(Dataset records on visual material)
>> Start
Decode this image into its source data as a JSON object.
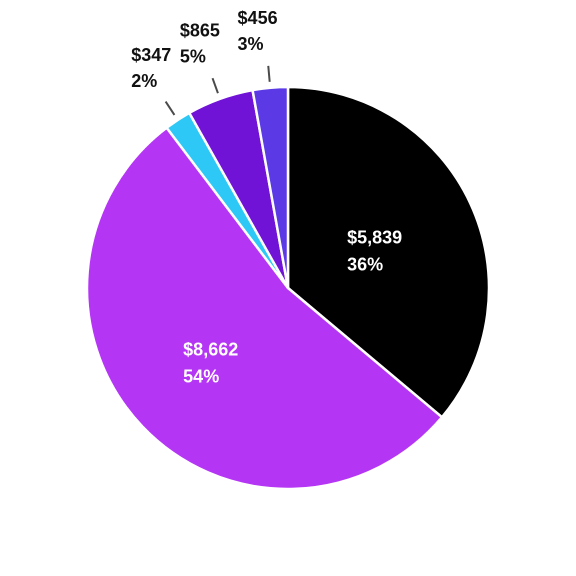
{
  "chart_data": {
    "type": "pie",
    "title": "",
    "slices": [
      {
        "value": 5839,
        "value_label": "$5,839",
        "percent_label": "36%",
        "color": "#000000",
        "label_position": "inside"
      },
      {
        "value": 8662,
        "value_label": "$8,662",
        "percent_label": "54%",
        "color": "#b535f5",
        "label_position": "inside"
      },
      {
        "value": 347,
        "value_label": "$347",
        "percent_label": "2%",
        "color": "#2dc8f5",
        "label_position": "outside"
      },
      {
        "value": 865,
        "value_label": "$865",
        "percent_label": "5%",
        "color": "#7013d6",
        "label_position": "outside"
      },
      {
        "value": 456,
        "value_label": "$456",
        "percent_label": "3%",
        "color": "#5b3ae6",
        "label_position": "outside"
      }
    ],
    "start_angle": "top",
    "direction": "clockwise",
    "legend": "none"
  }
}
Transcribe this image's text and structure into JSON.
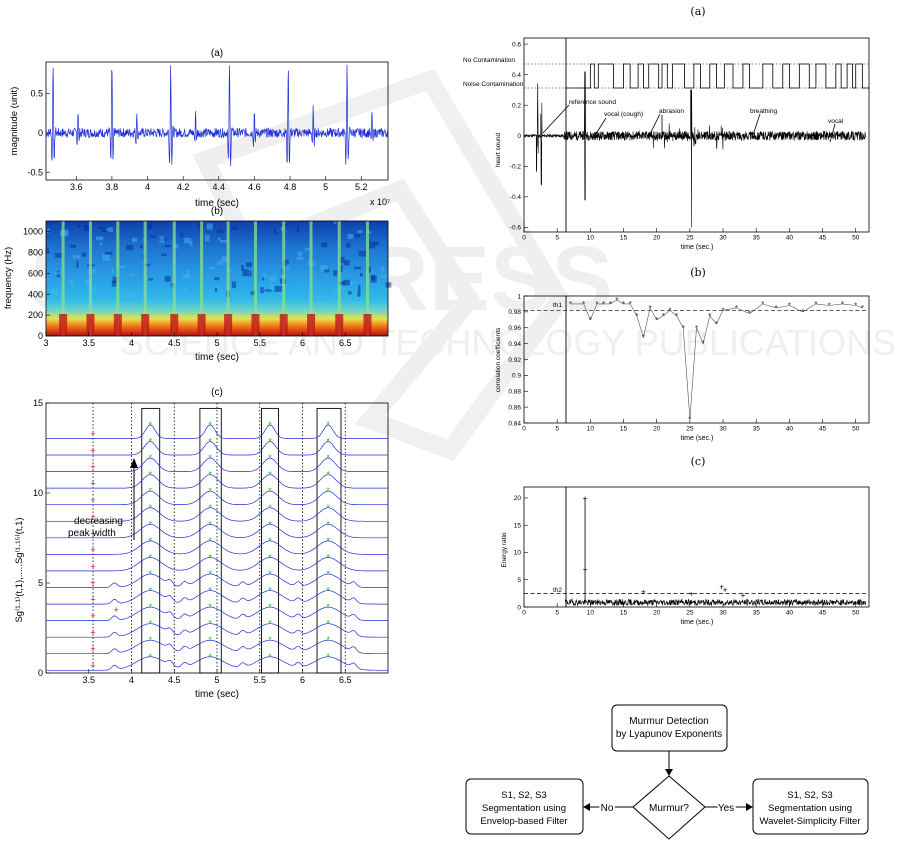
{
  "panels": {
    "left_a": {
      "label": "(a)",
      "ylabel": "magnitude (unit)",
      "xlabel": "time (sec)",
      "xticks": [
        "3.6",
        "3.8",
        "4",
        "4.2",
        "4.4",
        "4.6",
        "4.8",
        "5",
        "5.2"
      ],
      "yticks": [
        "0.5",
        "0",
        "-0.5"
      ],
      "exponent": "x 10⁷"
    },
    "left_b": {
      "label": "(b)",
      "ylabel": "frequency (Hz)",
      "xlabel": "time (sec)",
      "xticks": [
        "3",
        "3.5",
        "4",
        "4.5",
        "5",
        "5.5",
        "6",
        "6.5"
      ],
      "yticks": [
        "1000",
        "800",
        "600",
        "400",
        "200",
        "0"
      ]
    },
    "left_c": {
      "label": "(c)",
      "ylabel": "Sg⁽¹·¹⁾(t,1),.....Sg⁽¹·¹⁵⁾(t,1)",
      "xlabel": "time (sec)",
      "xticks": [
        "3.5",
        "4",
        "4.5",
        "5",
        "5.5",
        "6",
        "6.5"
      ],
      "yticks": [
        "15",
        "10",
        "5",
        "0"
      ],
      "annotation_line1": "decreasing",
      "annotation_line2": "peak width"
    },
    "right_a": {
      "label": "(a)",
      "ylabel": "heart sound",
      "xlabel": "time (sec.)",
      "xticks": [
        "0",
        "5",
        "10",
        "15",
        "20",
        "25",
        "30",
        "35",
        "40",
        "45",
        "50"
      ],
      "yticks": [
        "0.6",
        "0.4",
        "0.2",
        "0",
        "-0.2",
        "-0.4",
        "-0.6"
      ],
      "state_high": "No Contamination",
      "state_low": "Noise Contamination",
      "annotations": [
        "reference sound",
        "vocal (cough)",
        "abrasion",
        "breathing",
        "vocal"
      ]
    },
    "right_b": {
      "label": "(b)",
      "ylabel": "correlation coefficients",
      "xlabel": "time (sec.)",
      "xticks": [
        "0",
        "5",
        "10",
        "15",
        "20",
        "25",
        "30",
        "35",
        "40",
        "45",
        "50"
      ],
      "yticks": [
        "1",
        "0.98",
        "0.96",
        "0.94",
        "0.92",
        "0.9",
        "0.88",
        "0.86",
        "0.84"
      ],
      "threshold_label": "th1"
    },
    "right_c": {
      "label": "(c)",
      "ylabel": "Energy ratio",
      "xlabel": "time (sec.)",
      "xticks": [
        "0",
        "5",
        "10",
        "15",
        "20",
        "25",
        "30",
        "35",
        "40",
        "45",
        "50"
      ],
      "yticks": [
        "20",
        "15",
        "10",
        "5",
        "0"
      ],
      "threshold_label": "th2"
    }
  },
  "flowchart": {
    "top": [
      "Murmur Detection",
      "by Lyapunov Exponents"
    ],
    "decision": "Murmur?",
    "no_label": "No",
    "yes_label": "Yes",
    "left_box": [
      "S1, S2, S3",
      "Segmentation using",
      "Envelop-based Filter"
    ],
    "right_box": [
      "S1, S2, S3",
      "Segmentation using",
      "Wavelet-Simplicity Filter"
    ]
  },
  "chart_data": [
    {
      "type": "line",
      "title": "(a)",
      "xlabel": "time (sec)",
      "ylabel": "magnitude (unit)",
      "xlim": [
        3.43,
        5.35
      ],
      "ylim": [
        -0.6,
        0.9
      ],
      "x_multiplier": "x 10^7",
      "peaks_x": [
        3.47,
        3.8,
        4.13,
        4.46,
        4.79,
        5.12
      ],
      "peak_amplitude": 0.85,
      "series": [
        {
          "values": "heart-sound waveform"
        }
      ]
    },
    {
      "type": "heatmap",
      "title": "(b)",
      "xlabel": "time (sec)",
      "ylabel": "frequency (Hz)",
      "xlim": [
        3,
        7
      ],
      "ylim": [
        0,
        1100
      ],
      "beats_x": [
        3.2,
        3.52,
        3.84,
        4.16,
        4.5,
        4.82,
        5.13,
        5.45,
        5.78,
        6.1,
        6.43,
        6.76
      ]
    },
    {
      "type": "line",
      "title": "(c)",
      "xlabel": "time (sec)",
      "xlim": [
        3,
        7
      ],
      "ylim": [
        0,
        15
      ],
      "traces": 15,
      "peak_columns_x": [
        4.22,
        4.92,
        5.62,
        6.3
      ],
      "red_markers_x": 3.55,
      "dotted_lines_x": [
        3.55,
        4,
        4.5,
        5,
        5.5,
        6,
        6.5
      ],
      "boxes_x": [
        [
          4.12,
          4.33
        ],
        [
          4.8,
          5.05
        ],
        [
          5.52,
          5.72
        ],
        [
          6.17,
          6.45
        ]
      ]
    },
    {
      "type": "line",
      "title": "(a)",
      "xlabel": "time (sec.)",
      "ylabel": "heart sound",
      "xlim": [
        0,
        52
      ],
      "ylim": [
        -0.63,
        0.64
      ],
      "reference_sound_x": 6.2,
      "state_switch_times": [
        10,
        10.6,
        11.2,
        13.5,
        15,
        16,
        17.2,
        18,
        18.8,
        20.3,
        20.8,
        21.6,
        22.4,
        24.2,
        25.6,
        26.6,
        28,
        29,
        30.2,
        31.5,
        33,
        34,
        36,
        37.5,
        39,
        40,
        41.5,
        43,
        44,
        45.5,
        47,
        47.8,
        48.7,
        49.5,
        50,
        51
      ]
    },
    {
      "type": "line",
      "title": "(b)",
      "xlabel": "time (sec.)",
      "ylabel": "correlation coefficients",
      "xlim": [
        0,
        52
      ],
      "ylim": [
        0.84,
        1.0
      ],
      "threshold": 0.982,
      "series": [
        {
          "x": [
            7,
            9,
            10,
            11,
            12,
            13,
            14,
            15,
            16,
            17,
            18,
            19,
            20,
            21,
            22,
            23,
            24,
            25,
            26,
            27,
            28,
            29,
            30,
            32,
            34,
            36,
            38,
            40,
            42,
            44,
            46,
            48,
            50,
            51
          ],
          "y": [
            0.99,
            0.99,
            0.97,
            0.99,
            0.99,
            0.99,
            0.995,
            0.99,
            0.99,
            0.975,
            0.948,
            0.985,
            0.97,
            0.975,
            0.982,
            0.975,
            0.96,
            0.845,
            0.96,
            0.94,
            0.975,
            0.965,
            0.982,
            0.985,
            0.978,
            0.99,
            0.985,
            0.988,
            0.98,
            0.99,
            0.988,
            0.99,
            0.988,
            0.985
          ]
        }
      ]
    },
    {
      "type": "line",
      "title": "(c)",
      "xlabel": "time (sec.)",
      "ylabel": "Energy ratio",
      "xlim": [
        0,
        52
      ],
      "ylim": [
        0,
        22
      ],
      "threshold": 2.5,
      "spikes": [
        {
          "x": 9.2,
          "y": 20
        },
        {
          "x": 9.2,
          "y": 7
        },
        {
          "x": 18,
          "y": 2.8
        },
        {
          "x": 25.2,
          "y": 2.5
        },
        {
          "x": 29.8,
          "y": 3.8
        },
        {
          "x": 30.3,
          "y": 3.2
        },
        {
          "x": 33,
          "y": 2.2
        }
      ]
    }
  ]
}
>> End
What is needed: Show the lines of the material that contain the word "into".

Correct output:
Decode this image into its source data as a JSON object.
Transcribe this image's text and structure into JSON.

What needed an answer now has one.